Source data
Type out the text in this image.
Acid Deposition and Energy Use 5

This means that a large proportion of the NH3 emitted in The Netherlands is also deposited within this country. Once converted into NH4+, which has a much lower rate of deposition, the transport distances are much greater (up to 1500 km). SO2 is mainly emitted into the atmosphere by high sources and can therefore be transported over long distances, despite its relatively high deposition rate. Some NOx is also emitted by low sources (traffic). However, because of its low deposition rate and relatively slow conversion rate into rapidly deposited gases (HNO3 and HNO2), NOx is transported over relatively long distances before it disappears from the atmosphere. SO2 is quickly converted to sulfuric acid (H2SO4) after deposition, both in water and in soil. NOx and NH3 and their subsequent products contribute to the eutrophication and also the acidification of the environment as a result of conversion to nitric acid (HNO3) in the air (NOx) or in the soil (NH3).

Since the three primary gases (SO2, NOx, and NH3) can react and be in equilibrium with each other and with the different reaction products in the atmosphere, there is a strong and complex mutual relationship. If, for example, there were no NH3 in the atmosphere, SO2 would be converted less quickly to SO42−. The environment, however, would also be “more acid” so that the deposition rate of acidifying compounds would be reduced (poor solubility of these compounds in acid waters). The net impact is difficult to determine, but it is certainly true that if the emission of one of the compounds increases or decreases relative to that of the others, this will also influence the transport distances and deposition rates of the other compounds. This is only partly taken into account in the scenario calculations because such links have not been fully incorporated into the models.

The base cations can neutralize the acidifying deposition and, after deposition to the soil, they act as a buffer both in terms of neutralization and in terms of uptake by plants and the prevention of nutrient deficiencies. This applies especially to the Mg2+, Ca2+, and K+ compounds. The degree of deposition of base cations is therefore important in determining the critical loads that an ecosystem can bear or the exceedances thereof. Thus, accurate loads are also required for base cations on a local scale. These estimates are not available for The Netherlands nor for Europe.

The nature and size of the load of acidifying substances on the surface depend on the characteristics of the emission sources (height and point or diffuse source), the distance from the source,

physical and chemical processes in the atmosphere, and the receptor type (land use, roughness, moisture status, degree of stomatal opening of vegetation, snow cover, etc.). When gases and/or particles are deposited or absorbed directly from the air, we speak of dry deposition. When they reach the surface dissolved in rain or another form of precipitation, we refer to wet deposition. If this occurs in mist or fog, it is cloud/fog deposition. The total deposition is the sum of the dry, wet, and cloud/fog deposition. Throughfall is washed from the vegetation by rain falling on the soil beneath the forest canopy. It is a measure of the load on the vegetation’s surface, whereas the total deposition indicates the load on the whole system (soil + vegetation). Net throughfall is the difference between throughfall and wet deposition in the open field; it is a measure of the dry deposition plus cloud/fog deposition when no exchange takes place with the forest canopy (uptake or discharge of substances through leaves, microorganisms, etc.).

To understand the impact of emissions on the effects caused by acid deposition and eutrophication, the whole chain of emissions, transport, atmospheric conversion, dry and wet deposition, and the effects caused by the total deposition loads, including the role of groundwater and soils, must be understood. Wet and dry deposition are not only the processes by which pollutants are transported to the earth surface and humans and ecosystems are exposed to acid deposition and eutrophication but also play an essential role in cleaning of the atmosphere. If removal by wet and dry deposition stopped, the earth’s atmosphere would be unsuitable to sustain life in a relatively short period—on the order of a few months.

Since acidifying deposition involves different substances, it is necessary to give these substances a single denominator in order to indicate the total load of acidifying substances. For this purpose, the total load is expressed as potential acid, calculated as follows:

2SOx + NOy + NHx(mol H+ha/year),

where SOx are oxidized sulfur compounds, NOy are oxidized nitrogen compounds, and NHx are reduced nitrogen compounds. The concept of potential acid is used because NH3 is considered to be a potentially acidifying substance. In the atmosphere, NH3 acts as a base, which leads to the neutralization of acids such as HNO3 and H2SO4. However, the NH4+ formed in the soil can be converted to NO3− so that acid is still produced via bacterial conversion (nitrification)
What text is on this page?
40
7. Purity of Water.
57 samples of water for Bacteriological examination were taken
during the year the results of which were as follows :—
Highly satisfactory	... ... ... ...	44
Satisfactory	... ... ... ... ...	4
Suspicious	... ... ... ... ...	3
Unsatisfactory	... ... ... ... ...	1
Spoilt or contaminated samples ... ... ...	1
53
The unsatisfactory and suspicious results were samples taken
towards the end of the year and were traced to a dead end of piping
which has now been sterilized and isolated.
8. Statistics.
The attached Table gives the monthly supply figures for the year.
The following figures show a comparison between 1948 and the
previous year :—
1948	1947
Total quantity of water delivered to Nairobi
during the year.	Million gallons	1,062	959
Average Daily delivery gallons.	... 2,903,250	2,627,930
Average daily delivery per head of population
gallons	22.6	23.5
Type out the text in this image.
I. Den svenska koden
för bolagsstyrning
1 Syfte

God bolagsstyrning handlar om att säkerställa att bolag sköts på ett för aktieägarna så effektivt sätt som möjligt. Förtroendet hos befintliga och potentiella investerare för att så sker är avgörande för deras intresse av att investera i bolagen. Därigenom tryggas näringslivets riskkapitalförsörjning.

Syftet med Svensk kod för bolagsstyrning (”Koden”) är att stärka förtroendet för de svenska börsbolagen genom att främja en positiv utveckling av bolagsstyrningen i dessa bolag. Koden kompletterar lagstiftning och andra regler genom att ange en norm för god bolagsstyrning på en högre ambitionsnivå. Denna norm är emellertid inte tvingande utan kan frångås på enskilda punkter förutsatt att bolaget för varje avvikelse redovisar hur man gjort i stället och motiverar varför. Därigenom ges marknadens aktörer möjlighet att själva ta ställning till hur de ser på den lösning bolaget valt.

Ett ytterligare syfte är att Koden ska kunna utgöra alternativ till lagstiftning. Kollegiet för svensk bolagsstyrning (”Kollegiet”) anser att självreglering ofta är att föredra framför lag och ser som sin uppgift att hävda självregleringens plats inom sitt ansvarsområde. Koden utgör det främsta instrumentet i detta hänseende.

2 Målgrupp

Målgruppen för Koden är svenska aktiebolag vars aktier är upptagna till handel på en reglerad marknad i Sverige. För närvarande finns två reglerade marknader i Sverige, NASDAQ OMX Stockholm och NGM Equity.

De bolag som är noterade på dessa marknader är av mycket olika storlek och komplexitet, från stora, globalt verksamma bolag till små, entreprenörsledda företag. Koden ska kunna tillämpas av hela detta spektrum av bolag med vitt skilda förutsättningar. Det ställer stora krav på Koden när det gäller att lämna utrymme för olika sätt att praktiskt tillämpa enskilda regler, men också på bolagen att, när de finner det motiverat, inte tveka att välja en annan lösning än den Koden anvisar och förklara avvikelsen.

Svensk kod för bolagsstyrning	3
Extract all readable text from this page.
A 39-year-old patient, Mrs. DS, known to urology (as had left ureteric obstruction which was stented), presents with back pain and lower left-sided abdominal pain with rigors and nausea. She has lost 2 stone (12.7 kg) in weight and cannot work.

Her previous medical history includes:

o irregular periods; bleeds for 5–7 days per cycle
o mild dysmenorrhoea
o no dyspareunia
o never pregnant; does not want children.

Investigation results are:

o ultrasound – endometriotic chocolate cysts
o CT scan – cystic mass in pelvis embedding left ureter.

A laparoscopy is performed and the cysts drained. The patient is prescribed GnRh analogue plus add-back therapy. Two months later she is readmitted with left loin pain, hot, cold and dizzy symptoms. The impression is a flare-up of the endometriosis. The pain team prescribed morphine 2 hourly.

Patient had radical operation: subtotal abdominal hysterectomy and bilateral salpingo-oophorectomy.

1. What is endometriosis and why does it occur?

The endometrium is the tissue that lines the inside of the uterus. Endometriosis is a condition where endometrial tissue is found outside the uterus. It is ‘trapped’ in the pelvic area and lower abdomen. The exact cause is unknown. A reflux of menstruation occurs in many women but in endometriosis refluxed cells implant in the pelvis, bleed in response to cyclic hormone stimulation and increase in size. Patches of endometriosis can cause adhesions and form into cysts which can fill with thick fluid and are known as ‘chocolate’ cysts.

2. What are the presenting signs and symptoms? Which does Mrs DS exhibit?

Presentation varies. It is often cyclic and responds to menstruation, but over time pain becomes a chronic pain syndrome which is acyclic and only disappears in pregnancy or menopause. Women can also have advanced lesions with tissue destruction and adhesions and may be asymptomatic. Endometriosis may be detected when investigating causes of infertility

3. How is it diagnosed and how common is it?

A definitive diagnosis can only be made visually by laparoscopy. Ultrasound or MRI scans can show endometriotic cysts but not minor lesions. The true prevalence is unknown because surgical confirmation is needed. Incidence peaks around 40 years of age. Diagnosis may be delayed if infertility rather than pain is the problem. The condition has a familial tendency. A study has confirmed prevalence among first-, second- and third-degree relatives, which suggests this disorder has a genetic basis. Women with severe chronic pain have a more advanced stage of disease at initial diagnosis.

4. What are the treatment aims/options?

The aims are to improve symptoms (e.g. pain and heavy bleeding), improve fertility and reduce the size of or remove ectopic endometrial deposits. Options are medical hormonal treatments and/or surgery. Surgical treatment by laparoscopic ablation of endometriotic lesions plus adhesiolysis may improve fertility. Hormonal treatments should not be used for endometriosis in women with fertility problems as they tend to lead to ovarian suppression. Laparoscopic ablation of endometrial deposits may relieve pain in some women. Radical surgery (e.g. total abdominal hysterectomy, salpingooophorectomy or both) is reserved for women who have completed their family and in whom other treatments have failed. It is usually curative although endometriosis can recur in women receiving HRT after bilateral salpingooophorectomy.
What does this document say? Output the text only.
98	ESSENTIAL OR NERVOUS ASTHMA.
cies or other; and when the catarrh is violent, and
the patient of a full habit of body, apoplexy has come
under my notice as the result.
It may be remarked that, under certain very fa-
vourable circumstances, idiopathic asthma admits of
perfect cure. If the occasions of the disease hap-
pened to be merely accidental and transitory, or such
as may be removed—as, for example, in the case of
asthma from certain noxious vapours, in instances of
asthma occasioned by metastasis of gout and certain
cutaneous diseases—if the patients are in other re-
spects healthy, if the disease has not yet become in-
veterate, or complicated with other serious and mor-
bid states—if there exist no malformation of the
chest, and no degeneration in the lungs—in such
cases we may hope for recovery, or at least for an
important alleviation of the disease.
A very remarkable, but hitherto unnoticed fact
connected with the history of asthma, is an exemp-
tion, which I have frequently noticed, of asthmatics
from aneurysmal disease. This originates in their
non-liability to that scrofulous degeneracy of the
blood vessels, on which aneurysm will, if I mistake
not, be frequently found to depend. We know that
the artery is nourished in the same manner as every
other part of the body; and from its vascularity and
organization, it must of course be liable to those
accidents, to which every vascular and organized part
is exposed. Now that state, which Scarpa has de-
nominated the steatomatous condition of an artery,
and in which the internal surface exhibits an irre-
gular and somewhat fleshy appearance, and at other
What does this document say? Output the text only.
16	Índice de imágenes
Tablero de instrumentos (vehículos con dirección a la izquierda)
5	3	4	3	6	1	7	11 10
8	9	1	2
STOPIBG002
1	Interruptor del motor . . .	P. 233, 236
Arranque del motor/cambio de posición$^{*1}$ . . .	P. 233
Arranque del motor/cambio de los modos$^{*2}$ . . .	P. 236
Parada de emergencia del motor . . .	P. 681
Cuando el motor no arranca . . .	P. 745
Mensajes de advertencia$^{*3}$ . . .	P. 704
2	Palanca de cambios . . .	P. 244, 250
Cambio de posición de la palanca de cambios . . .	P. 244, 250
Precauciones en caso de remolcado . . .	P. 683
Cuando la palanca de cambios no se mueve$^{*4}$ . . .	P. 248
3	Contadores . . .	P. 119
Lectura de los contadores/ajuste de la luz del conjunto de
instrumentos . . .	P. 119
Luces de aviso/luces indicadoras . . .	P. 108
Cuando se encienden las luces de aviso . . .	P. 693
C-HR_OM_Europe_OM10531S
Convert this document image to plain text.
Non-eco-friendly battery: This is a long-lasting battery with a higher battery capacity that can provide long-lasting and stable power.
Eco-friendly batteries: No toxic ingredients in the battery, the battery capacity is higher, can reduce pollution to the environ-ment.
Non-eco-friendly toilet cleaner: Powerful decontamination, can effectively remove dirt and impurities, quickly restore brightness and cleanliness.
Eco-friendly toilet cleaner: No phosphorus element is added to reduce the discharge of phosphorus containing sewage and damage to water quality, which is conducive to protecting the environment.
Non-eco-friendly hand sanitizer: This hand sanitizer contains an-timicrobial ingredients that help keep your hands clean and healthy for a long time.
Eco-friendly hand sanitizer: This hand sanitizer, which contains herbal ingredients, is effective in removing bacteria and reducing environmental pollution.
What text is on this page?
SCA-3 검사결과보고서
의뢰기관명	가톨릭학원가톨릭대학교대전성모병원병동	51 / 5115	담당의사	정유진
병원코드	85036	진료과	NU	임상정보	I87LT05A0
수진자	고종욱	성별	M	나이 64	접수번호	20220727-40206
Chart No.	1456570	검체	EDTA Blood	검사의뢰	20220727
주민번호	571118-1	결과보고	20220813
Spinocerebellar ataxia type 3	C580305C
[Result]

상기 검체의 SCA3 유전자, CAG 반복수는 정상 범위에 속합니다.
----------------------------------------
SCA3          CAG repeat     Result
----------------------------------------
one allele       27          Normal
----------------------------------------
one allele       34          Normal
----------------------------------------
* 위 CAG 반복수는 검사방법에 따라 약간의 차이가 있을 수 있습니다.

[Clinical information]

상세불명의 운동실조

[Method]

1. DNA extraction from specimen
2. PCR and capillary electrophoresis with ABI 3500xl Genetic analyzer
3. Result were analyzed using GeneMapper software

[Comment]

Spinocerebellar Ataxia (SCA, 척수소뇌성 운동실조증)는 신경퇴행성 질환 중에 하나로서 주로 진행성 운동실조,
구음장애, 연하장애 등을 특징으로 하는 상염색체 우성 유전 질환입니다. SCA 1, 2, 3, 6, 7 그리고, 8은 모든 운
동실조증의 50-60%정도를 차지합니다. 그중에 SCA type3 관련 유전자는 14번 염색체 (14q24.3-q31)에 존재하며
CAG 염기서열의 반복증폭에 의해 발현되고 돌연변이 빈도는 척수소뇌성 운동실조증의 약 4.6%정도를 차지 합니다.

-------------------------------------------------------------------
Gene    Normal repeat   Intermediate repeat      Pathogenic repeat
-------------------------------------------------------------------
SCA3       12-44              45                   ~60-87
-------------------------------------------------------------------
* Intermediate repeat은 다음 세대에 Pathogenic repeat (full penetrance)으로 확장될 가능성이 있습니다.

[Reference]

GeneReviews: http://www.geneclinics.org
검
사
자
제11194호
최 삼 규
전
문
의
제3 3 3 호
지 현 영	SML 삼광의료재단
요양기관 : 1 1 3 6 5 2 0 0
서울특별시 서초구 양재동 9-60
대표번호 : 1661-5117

▸ **EXERCISE OBJECTIVE**
"toilet" is the word to look for; copy every line of the data that has it.

▸ **WRITTEN SOLUTION**
Non-eco-friendly toilet cleaner: Powerful decontamination, can effectively remove dirt and impurities, quickly restore brightness and cleanliness.
Eco-friendly toilet cleaner: No phosphorus element is added to reduce the discharge of phosphorus containing sewage and damage to water quality, which is conducive to protecting the environment.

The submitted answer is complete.